MATERIAL FOR THE TASK:
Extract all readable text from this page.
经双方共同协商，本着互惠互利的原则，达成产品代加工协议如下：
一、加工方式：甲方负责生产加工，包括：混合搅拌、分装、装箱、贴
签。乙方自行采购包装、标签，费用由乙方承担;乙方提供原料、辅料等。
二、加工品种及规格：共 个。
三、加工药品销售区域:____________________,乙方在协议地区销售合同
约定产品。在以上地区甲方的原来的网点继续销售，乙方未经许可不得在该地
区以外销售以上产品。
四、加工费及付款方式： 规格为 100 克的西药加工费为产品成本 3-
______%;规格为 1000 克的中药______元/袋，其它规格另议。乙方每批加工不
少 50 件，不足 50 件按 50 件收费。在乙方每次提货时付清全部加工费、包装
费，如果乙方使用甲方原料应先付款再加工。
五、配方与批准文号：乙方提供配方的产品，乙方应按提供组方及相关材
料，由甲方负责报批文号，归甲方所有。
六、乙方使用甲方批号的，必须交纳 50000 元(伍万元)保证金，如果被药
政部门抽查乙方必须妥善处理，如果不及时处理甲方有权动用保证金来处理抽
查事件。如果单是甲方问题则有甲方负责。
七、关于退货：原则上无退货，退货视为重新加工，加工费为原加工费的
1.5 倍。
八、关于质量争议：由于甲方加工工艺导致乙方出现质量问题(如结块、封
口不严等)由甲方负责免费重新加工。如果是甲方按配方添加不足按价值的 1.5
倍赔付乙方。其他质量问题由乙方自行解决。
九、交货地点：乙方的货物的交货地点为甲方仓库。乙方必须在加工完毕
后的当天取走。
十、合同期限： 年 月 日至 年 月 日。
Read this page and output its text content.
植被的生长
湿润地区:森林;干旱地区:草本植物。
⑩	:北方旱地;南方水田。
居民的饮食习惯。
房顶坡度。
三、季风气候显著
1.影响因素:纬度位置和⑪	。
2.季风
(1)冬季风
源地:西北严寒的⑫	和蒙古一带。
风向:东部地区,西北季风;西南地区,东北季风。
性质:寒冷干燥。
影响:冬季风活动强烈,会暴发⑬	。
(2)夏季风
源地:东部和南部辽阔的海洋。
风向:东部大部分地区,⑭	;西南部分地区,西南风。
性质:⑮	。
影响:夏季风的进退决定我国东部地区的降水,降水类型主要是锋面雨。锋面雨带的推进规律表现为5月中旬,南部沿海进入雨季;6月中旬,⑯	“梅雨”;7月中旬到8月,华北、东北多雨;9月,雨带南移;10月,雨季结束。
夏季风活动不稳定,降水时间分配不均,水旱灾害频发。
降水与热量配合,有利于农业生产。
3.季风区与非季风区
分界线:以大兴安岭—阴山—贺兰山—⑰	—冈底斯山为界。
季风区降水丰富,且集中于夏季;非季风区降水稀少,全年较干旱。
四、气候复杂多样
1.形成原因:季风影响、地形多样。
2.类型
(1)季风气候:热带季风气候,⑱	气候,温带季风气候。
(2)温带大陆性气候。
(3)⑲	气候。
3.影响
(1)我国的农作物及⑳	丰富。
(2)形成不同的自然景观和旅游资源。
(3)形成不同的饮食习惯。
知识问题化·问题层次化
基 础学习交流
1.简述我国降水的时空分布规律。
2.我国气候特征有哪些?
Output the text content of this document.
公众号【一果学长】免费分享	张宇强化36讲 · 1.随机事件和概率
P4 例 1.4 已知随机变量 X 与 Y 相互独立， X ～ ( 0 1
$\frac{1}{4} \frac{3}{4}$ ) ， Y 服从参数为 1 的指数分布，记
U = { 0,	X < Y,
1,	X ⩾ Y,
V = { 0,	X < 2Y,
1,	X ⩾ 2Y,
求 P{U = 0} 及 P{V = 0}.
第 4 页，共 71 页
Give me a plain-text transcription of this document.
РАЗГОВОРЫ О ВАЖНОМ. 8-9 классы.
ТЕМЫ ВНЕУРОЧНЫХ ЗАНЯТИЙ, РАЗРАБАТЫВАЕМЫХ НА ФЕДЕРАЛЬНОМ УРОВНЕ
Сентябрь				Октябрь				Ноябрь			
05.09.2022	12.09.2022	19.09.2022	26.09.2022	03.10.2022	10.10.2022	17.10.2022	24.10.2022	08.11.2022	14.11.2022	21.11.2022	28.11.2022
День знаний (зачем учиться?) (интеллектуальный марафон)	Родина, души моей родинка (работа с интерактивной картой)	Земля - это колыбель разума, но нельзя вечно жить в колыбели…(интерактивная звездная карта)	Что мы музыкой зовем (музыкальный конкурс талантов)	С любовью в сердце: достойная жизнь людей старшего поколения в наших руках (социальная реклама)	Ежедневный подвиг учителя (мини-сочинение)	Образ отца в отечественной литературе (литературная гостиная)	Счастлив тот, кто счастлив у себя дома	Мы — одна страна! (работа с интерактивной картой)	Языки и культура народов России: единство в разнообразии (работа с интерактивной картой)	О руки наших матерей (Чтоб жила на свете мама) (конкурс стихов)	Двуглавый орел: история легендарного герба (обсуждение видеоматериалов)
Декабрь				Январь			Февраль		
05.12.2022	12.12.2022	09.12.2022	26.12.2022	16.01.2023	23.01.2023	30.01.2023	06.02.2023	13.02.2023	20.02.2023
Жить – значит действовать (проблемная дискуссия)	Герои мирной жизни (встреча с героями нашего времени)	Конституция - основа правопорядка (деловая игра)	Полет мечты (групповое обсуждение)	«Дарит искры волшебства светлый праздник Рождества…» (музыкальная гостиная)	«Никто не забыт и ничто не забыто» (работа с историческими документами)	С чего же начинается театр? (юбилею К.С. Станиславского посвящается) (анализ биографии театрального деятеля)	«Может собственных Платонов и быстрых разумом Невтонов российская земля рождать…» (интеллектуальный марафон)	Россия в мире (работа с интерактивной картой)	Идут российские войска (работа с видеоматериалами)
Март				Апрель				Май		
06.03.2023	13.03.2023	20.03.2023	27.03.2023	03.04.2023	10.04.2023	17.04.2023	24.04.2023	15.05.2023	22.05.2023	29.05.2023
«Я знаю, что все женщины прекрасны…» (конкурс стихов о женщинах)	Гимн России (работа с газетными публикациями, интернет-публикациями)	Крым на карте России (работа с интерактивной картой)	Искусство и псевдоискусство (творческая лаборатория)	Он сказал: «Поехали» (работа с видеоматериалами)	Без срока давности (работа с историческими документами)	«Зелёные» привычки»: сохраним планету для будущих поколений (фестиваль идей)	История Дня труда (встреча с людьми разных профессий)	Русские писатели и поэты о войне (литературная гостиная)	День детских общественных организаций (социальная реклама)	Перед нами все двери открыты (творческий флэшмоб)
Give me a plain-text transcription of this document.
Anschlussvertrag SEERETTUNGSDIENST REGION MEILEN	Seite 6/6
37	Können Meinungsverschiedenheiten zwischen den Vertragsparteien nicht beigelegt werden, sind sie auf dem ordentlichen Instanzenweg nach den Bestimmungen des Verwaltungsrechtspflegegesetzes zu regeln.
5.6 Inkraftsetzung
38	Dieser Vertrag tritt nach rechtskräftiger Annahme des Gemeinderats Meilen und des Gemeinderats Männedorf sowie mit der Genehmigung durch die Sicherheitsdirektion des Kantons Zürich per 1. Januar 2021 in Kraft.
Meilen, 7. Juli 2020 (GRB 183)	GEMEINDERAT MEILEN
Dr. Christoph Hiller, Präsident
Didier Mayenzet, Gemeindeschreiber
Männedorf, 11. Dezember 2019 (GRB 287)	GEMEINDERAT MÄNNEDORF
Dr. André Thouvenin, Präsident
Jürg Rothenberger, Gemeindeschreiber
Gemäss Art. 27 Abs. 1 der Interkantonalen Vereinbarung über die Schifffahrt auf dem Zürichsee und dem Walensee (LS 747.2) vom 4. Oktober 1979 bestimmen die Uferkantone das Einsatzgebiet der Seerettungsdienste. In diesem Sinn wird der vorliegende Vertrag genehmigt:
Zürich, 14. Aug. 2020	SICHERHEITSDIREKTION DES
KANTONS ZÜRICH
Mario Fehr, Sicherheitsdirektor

WHAT THE TASK ASKS: In the records above, collect each line with "page".

TASK SOLUTION:
Extract all readable text from this page.
Read this page and output its text content.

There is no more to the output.